• What the task requires: Repeat the material verbatim. Images are excluded from the copy.
*** Material for this task ***
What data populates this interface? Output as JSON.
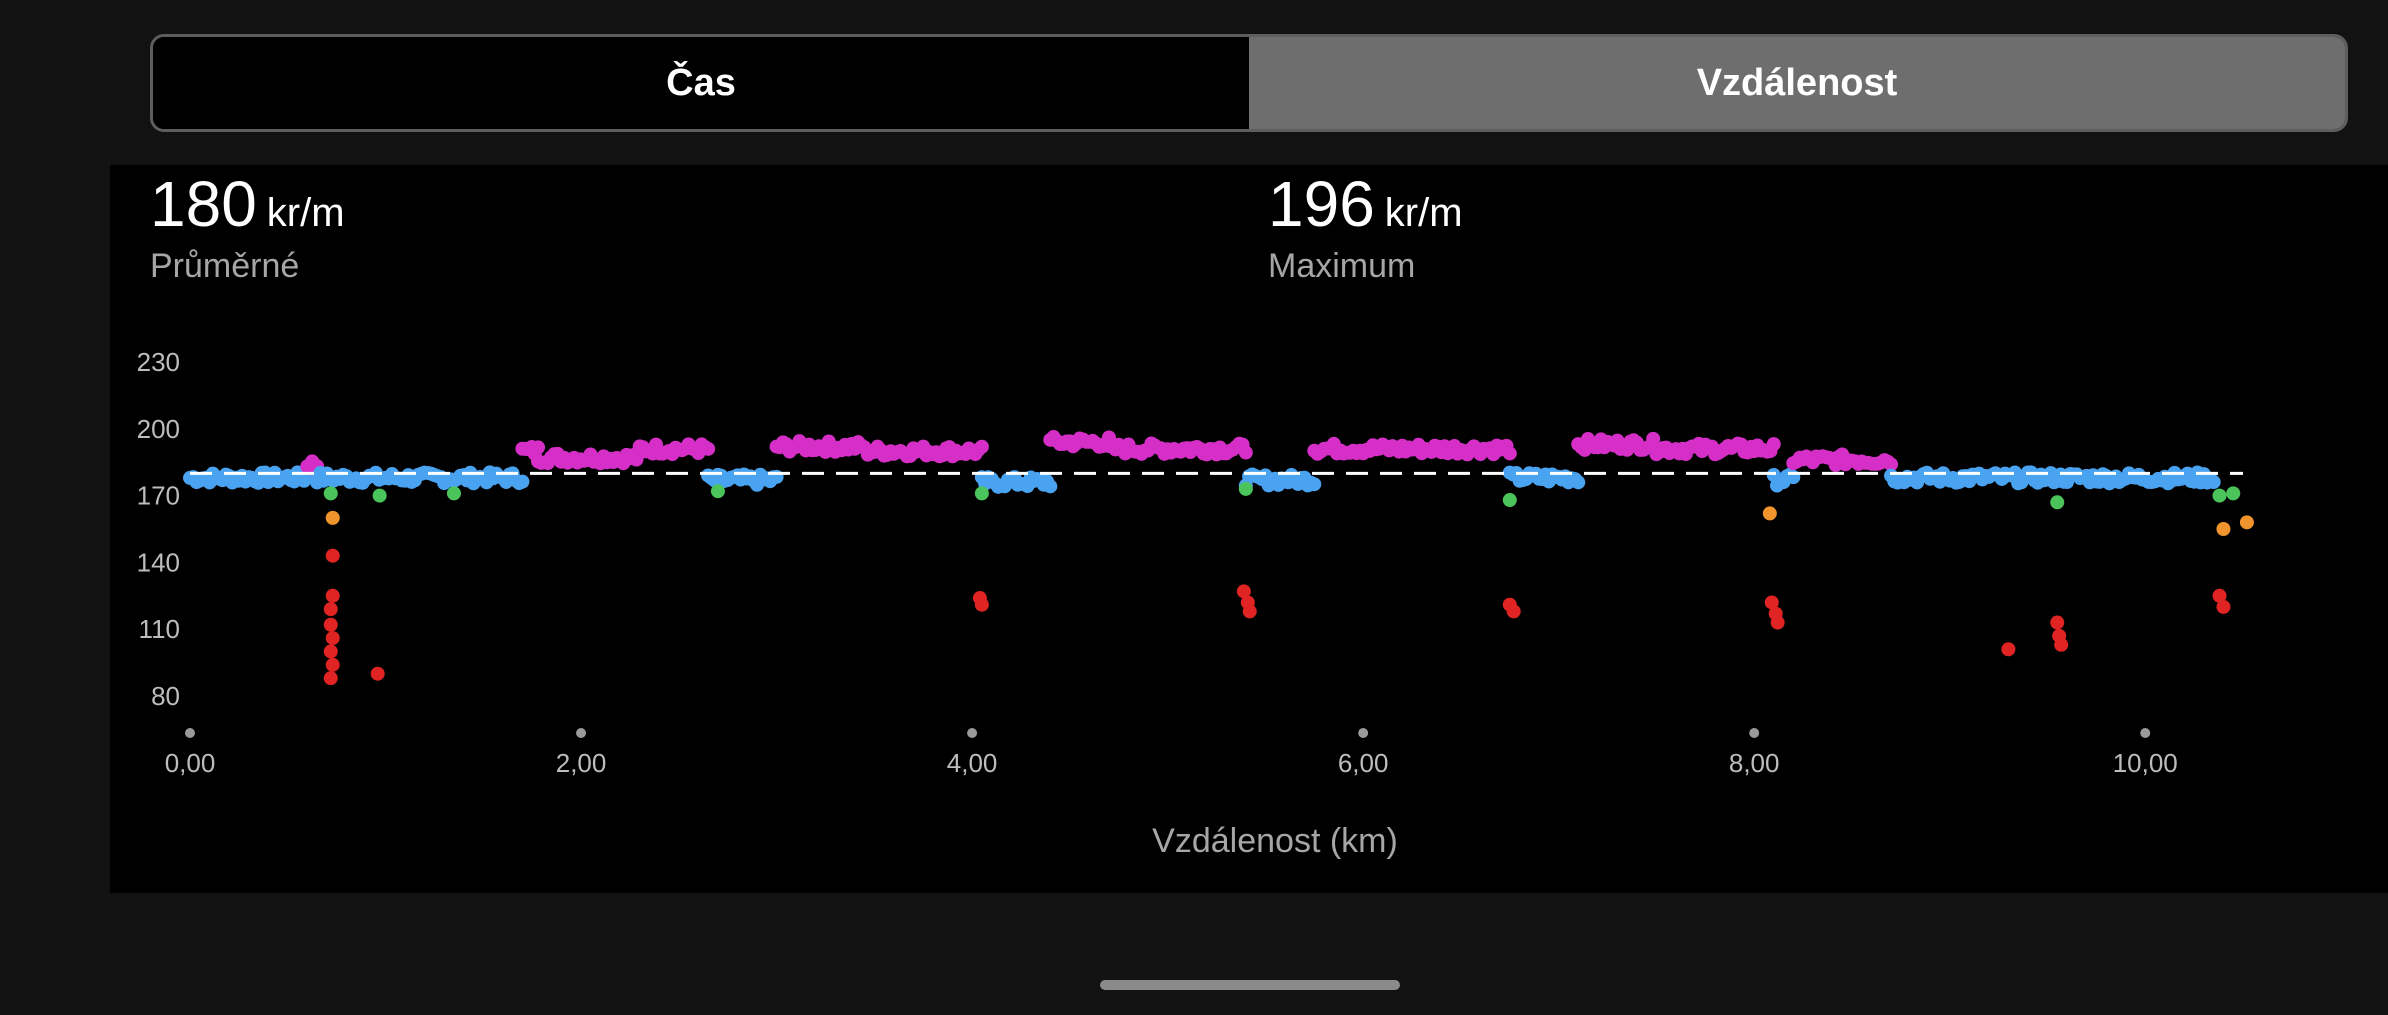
{
  "tabs": [
    {
      "label": "Čas",
      "active": false
    },
    {
      "label": "Vzdálenost",
      "active": true
    }
  ],
  "stats": {
    "average": {
      "value": "180",
      "unit": "kr/m",
      "label": "Průměrné"
    },
    "maximum": {
      "value": "196",
      "unit": "kr/m",
      "label": "Maximum"
    }
  },
  "colors": {
    "zone_magenta": "#d62fc8",
    "zone_blue": "#4aa3f0",
    "zone_green": "#4cc45c",
    "zone_orange": "#f0952e",
    "zone_red": "#e02323",
    "average_line": "#ffffff"
  },
  "chart_data": {
    "type": "scatter",
    "xlabel": "Vzdálenost (km)",
    "ylabel": "",
    "xlim": [
      0,
      10.5
    ],
    "ylim": [
      65,
      235
    ],
    "x_ticks": [
      0,
      2,
      4,
      6,
      8,
      10
    ],
    "x_tick_labels": [
      "0,00",
      "2,00",
      "4,00",
      "6,00",
      "8,00",
      "10,00"
    ],
    "y_ticks": [
      80,
      110,
      140,
      170,
      200,
      230
    ],
    "y_tick_labels": [
      "80",
      "110",
      "140",
      "170",
      "200",
      "230"
    ],
    "average_line": 180,
    "grid": false,
    "legend": "none",
    "segments": [
      {
        "x": [
          0.0,
          0.6
        ],
        "y": 178,
        "zone": "blue"
      },
      {
        "x": [
          0.6,
          0.65
        ],
        "y": 184,
        "zone": "magenta"
      },
      {
        "x": [
          0.65,
          1.7
        ],
        "y": 178,
        "zone": "blue"
      },
      {
        "x": [
          1.7,
          1.78
        ],
        "y": 190,
        "zone": "magenta"
      },
      {
        "x": [
          1.78,
          2.3
        ],
        "y": 187,
        "zone": "magenta"
      },
      {
        "x": [
          2.3,
          2.65
        ],
        "y": 191,
        "zone": "magenta"
      },
      {
        "x": [
          2.65,
          3.0
        ],
        "y": 177,
        "zone": "blue"
      },
      {
        "x": [
          3.0,
          3.45
        ],
        "y": 192,
        "zone": "magenta"
      },
      {
        "x": [
          3.45,
          4.05
        ],
        "y": 190,
        "zone": "magenta"
      },
      {
        "x": [
          4.05,
          4.4
        ],
        "y": 176,
        "zone": "blue"
      },
      {
        "x": [
          4.4,
          4.7
        ],
        "y": 194,
        "zone": "magenta"
      },
      {
        "x": [
          4.7,
          5.4
        ],
        "y": 191,
        "zone": "magenta"
      },
      {
        "x": [
          5.4,
          5.75
        ],
        "y": 177,
        "zone": "blue"
      },
      {
        "x": [
          5.75,
          6.75
        ],
        "y": 191,
        "zone": "magenta"
      },
      {
        "x": [
          6.75,
          7.1
        ],
        "y": 178,
        "zone": "blue"
      },
      {
        "x": [
          7.1,
          7.5
        ],
        "y": 193,
        "zone": "magenta"
      },
      {
        "x": [
          7.5,
          8.1
        ],
        "y": 191,
        "zone": "magenta"
      },
      {
        "x": [
          8.1,
          8.2
        ],
        "y": 177,
        "zone": "blue"
      },
      {
        "x": [
          8.2,
          8.7
        ],
        "y": 186,
        "zone": "magenta"
      },
      {
        "x": [
          8.7,
          10.35
        ],
        "y": 178,
        "zone": "blue"
      }
    ],
    "points": [
      {
        "x": 0.72,
        "y": 171,
        "zone": "green"
      },
      {
        "x": 0.97,
        "y": 170,
        "zone": "green"
      },
      {
        "x": 1.35,
        "y": 171,
        "zone": "green"
      },
      {
        "x": 2.7,
        "y": 172,
        "zone": "green"
      },
      {
        "x": 4.05,
        "y": 171,
        "zone": "green"
      },
      {
        "x": 5.4,
        "y": 173,
        "zone": "green"
      },
      {
        "x": 6.75,
        "y": 168,
        "zone": "green"
      },
      {
        "x": 9.55,
        "y": 167,
        "zone": "green"
      },
      {
        "x": 10.38,
        "y": 170,
        "zone": "green"
      },
      {
        "x": 10.45,
        "y": 171,
        "zone": "green"
      },
      {
        "x": 0.73,
        "y": 160,
        "zone": "orange"
      },
      {
        "x": 8.08,
        "y": 162,
        "zone": "orange"
      },
      {
        "x": 10.4,
        "y": 155,
        "zone": "orange"
      },
      {
        "x": 10.52,
        "y": 158,
        "zone": "orange"
      },
      {
        "x": 0.73,
        "y": 143,
        "zone": "red"
      },
      {
        "x": 0.73,
        "y": 125,
        "zone": "red"
      },
      {
        "x": 0.72,
        "y": 119,
        "zone": "red"
      },
      {
        "x": 0.72,
        "y": 112,
        "zone": "red"
      },
      {
        "x": 0.73,
        "y": 106,
        "zone": "red"
      },
      {
        "x": 0.72,
        "y": 100,
        "zone": "red"
      },
      {
        "x": 0.73,
        "y": 94,
        "zone": "red"
      },
      {
        "x": 0.72,
        "y": 88,
        "zone": "red"
      },
      {
        "x": 0.96,
        "y": 90,
        "zone": "red"
      },
      {
        "x": 4.04,
        "y": 124,
        "zone": "red"
      },
      {
        "x": 4.05,
        "y": 121,
        "zone": "red"
      },
      {
        "x": 5.39,
        "y": 127,
        "zone": "red"
      },
      {
        "x": 5.41,
        "y": 122,
        "zone": "red"
      },
      {
        "x": 5.42,
        "y": 118,
        "zone": "red"
      },
      {
        "x": 6.75,
        "y": 121,
        "zone": "red"
      },
      {
        "x": 6.77,
        "y": 118,
        "zone": "red"
      },
      {
        "x": 8.09,
        "y": 122,
        "zone": "red"
      },
      {
        "x": 8.11,
        "y": 117,
        "zone": "red"
      },
      {
        "x": 8.12,
        "y": 113,
        "zone": "red"
      },
      {
        "x": 9.3,
        "y": 101,
        "zone": "red"
      },
      {
        "x": 9.55,
        "y": 113,
        "zone": "red"
      },
      {
        "x": 9.56,
        "y": 107,
        "zone": "red"
      },
      {
        "x": 9.57,
        "y": 103,
        "zone": "red"
      },
      {
        "x": 10.38,
        "y": 125,
        "zone": "red"
      },
      {
        "x": 10.4,
        "y": 120,
        "zone": "red"
      }
    ]
  }
}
***
• Exercise output:
What data populates this interface? Output as JSON.
{
  "tabs": [
    {
      "label": "Čas",
      "active": false
    },
    {
      "label": "Vzdálenost",
      "active": true
    }
  ],
  "stats": {
    "average": {
      "value": "180",
      "unit": "kr/m",
      "label": "Průměrné"
    },
    "maximum": {
      "value": "196",
      "unit": "kr/m",
      "label": "Maximum"
    }
  },
  "colors": {
    "zone_magenta": "#d62fc8",
    "zone_blue": "#4aa3f0",
    "zone_green": "#4cc45c",
    "zone_orange": "#f0952e",
    "zone_red": "#e02323",
    "average_line": "#ffffff"
  },
  "chart_data": {
    "type": "scatter",
    "xlabel": "Vzdálenost (km)",
    "ylabel": "",
    "xlim": [
      0,
      10.5
    ],
    "ylim": [
      65,
      235
    ],
    "x_ticks": [
      0,
      2,
      4,
      6,
      8,
      10
    ],
    "x_tick_labels": [
      "0,00",
      "2,00",
      "4,00",
      "6,00",
      "8,00",
      "10,00"
    ],
    "y_ticks": [
      80,
      110,
      140,
      170,
      200,
      230
    ],
    "y_tick_labels": [
      "80",
      "110",
      "140",
      "170",
      "200",
      "230"
    ],
    "average_line": 180,
    "grid": false,
    "legend": "none",
    "segments": [
      {
        "x": [
          0.0,
          0.6
        ],
        "y": 178,
        "zone": "blue"
      },
      {
        "x": [
          0.6,
          0.65
        ],
        "y": 184,
        "zone": "magenta"
      },
      {
        "x": [
          0.65,
          1.7
        ],
        "y": 178,
        "zone": "blue"
      },
      {
        "x": [
          1.7,
          1.78
        ],
        "y": 190,
        "zone": "magenta"
      },
      {
        "x": [
          1.78,
          2.3
        ],
        "y": 187,
        "zone": "magenta"
      },
      {
        "x": [
          2.3,
          2.65
        ],
        "y": 191,
        "zone": "magenta"
      },
      {
        "x": [
          2.65,
          3.0
        ],
        "y": 177,
        "zone": "blue"
      },
      {
        "x": [
          3.0,
          3.45
        ],
        "y": 192,
        "zone": "magenta"
      },
      {
        "x": [
          3.45,
          4.05
        ],
        "y": 190,
        "zone": "magenta"
      },
      {
        "x": [
          4.05,
          4.4
        ],
        "y": 176,
        "zone": "blue"
      },
      {
        "x": [
          4.4,
          4.7
        ],
        "y": 194,
        "zone": "magenta"
      },
      {
        "x": [
          4.7,
          5.4
        ],
        "y": 191,
        "zone": "magenta"
      },
      {
        "x": [
          5.4,
          5.75
        ],
        "y": 177,
        "zone": "blue"
      },
      {
        "x": [
          5.75,
          6.75
        ],
        "y": 191,
        "zone": "magenta"
      },
      {
        "x": [
          6.75,
          7.1
        ],
        "y": 178,
        "zone": "blue"
      },
      {
        "x": [
          7.1,
          7.5
        ],
        "y": 193,
        "zone": "magenta"
      },
      {
        "x": [
          7.5,
          8.1
        ],
        "y": 191,
        "zone": "magenta"
      },
      {
        "x": [
          8.1,
          8.2
        ],
        "y": 177,
        "zone": "blue"
      },
      {
        "x": [
          8.2,
          8.7
        ],
        "y": 186,
        "zone": "magenta"
      },
      {
        "x": [
          8.7,
          10.35
        ],
        "y": 178,
        "zone": "blue"
      }
    ],
    "points": [
      {
        "x": 0.72,
        "y": 171,
        "zone": "green"
      },
      {
        "x": 0.97,
        "y": 170,
        "zone": "green"
      },
      {
        "x": 1.35,
        "y": 171,
        "zone": "green"
      },
      {
        "x": 2.7,
        "y": 172,
        "zone": "green"
      },
      {
        "x": 4.05,
        "y": 171,
        "zone": "green"
      },
      {
        "x": 5.4,
        "y": 173,
        "zone": "green"
      },
      {
        "x": 6.75,
        "y": 168,
        "zone": "green"
      },
      {
        "x": 9.55,
        "y": 167,
        "zone": "green"
      },
      {
        "x": 10.38,
        "y": 170,
        "zone": "green"
      },
      {
        "x": 10.45,
        "y": 171,
        "zone": "green"
      },
      {
        "x": 0.73,
        "y": 160,
        "zone": "orange"
      },
      {
        "x": 8.08,
        "y": 162,
        "zone": "orange"
      },
      {
        "x": 10.4,
        "y": 155,
        "zone": "orange"
      },
      {
        "x": 10.52,
        "y": 158,
        "zone": "orange"
      },
      {
        "x": 0.73,
        "y": 143,
        "zone": "red"
      },
      {
        "x": 0.73,
        "y": 125,
        "zone": "red"
      },
      {
        "x": 0.72,
        "y": 119,
        "zone": "red"
      },
      {
        "x": 0.72,
        "y": 112,
        "zone": "red"
      },
      {
        "x": 0.73,
        "y": 106,
        "zone": "red"
      },
      {
        "x": 0.72,
        "y": 100,
        "zone": "red"
      },
      {
        "x": 0.73,
        "y": 94,
        "zone": "red"
      },
      {
        "x": 0.72,
        "y": 88,
        "zone": "red"
      },
      {
        "x": 0.96,
        "y": 90,
        "zone": "red"
      },
      {
        "x": 4.04,
        "y": 124,
        "zone": "red"
      },
      {
        "x": 4.05,
        "y": 121,
        "zone": "red"
      },
      {
        "x": 5.39,
        "y": 127,
        "zone": "red"
      },
      {
        "x": 5.41,
        "y": 122,
        "zone": "red"
      },
      {
        "x": 5.42,
        "y": 118,
        "zone": "red"
      },
      {
        "x": 6.75,
        "y": 121,
        "zone": "red"
      },
      {
        "x": 6.77,
        "y": 118,
        "zone": "red"
      },
      {
        "x": 8.09,
        "y": 122,
        "zone": "red"
      },
      {
        "x": 8.11,
        "y": 117,
        "zone": "red"
      },
      {
        "x": 8.12,
        "y": 113,
        "zone": "red"
      },
      {
        "x": 9.3,
        "y": 101,
        "zone": "red"
      },
      {
        "x": 9.55,
        "y": 113,
        "zone": "red"
      },
      {
        "x": 9.56,
        "y": 107,
        "zone": "red"
      },
      {
        "x": 9.57,
        "y": 103,
        "zone": "red"
      },
      {
        "x": 10.38,
        "y": 125,
        "zone": "red"
      },
      {
        "x": 10.4,
        "y": 120,
        "zone": "red"
      }
    ]
  }
}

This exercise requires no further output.